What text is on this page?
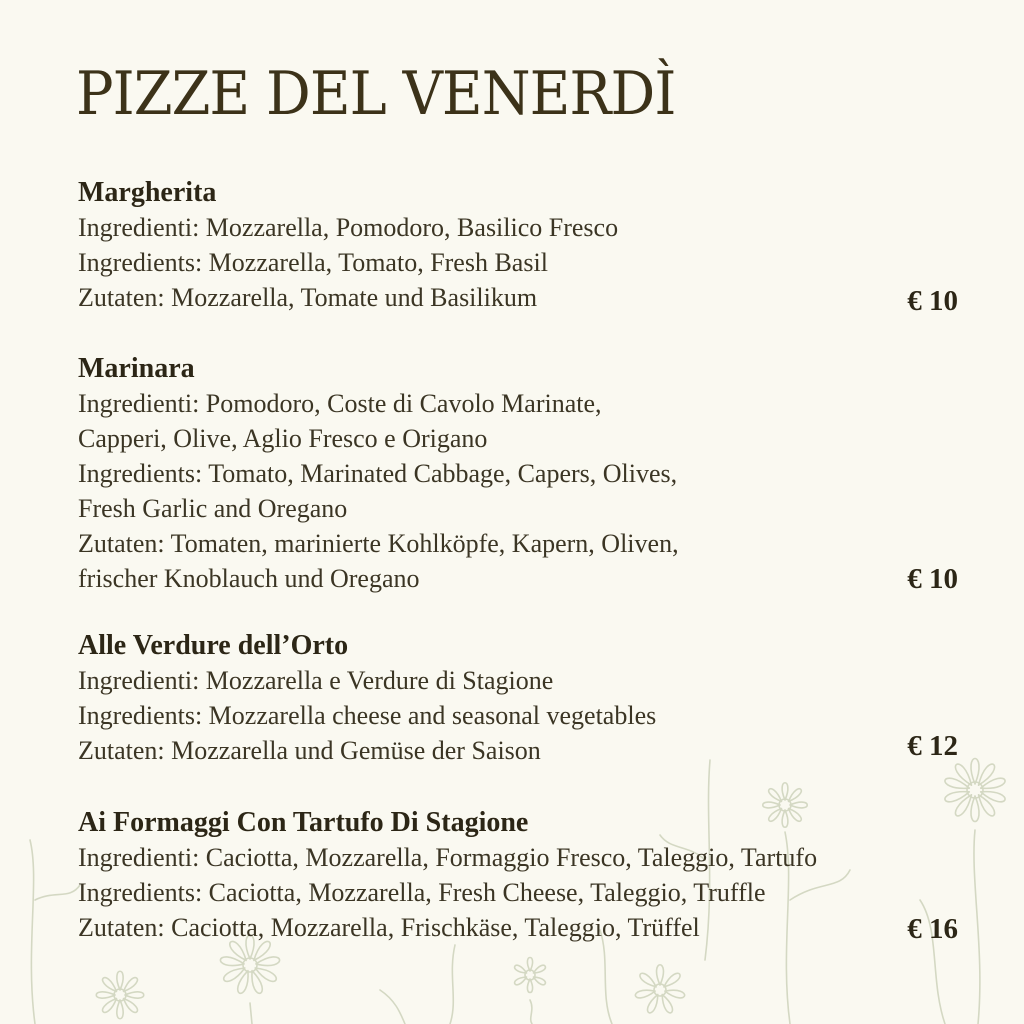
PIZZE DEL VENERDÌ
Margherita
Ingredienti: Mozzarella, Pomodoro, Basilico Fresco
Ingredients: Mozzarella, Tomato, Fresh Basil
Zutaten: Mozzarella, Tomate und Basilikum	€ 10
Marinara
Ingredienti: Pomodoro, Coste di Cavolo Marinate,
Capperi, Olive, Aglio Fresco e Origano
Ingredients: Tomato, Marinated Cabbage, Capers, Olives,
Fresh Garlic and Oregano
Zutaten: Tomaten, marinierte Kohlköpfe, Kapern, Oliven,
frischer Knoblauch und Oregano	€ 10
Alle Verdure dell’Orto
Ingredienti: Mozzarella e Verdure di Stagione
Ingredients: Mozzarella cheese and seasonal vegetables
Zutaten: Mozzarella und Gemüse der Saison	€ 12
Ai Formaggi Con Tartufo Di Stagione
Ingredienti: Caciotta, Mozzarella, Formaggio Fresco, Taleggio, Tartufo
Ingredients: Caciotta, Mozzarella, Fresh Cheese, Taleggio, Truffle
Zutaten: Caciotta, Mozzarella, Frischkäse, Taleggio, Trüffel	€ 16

=====

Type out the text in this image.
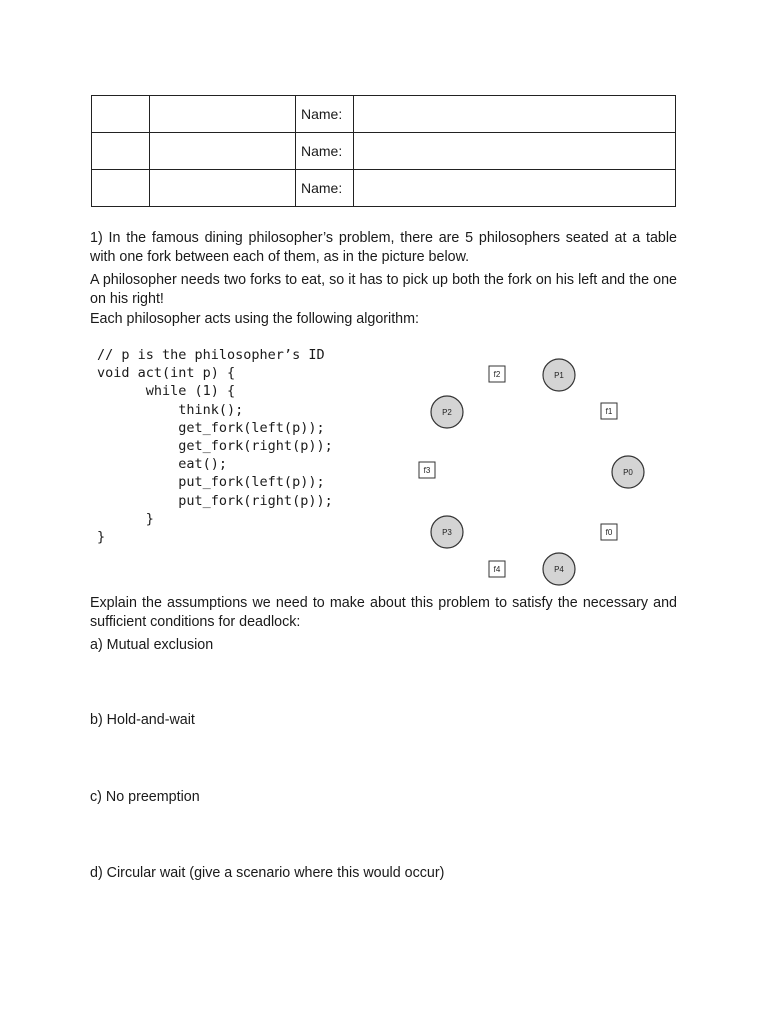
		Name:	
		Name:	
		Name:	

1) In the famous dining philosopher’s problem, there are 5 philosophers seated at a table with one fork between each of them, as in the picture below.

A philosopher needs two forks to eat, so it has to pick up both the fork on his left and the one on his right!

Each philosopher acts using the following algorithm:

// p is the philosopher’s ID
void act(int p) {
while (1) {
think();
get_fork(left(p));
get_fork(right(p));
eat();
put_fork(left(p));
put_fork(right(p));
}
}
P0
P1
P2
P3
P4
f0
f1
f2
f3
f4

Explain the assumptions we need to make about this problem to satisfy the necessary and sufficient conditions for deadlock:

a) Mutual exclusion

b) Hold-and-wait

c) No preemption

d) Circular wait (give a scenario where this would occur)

=====

### Written problem
Scan the material above. Extract every line in which the word "right" occurs.

### Task solution
A philosopher needs two forks to eat, so it has to pick up both the fork on his left and the one on his right!
get_fork(right(p));
put_fork(right(p));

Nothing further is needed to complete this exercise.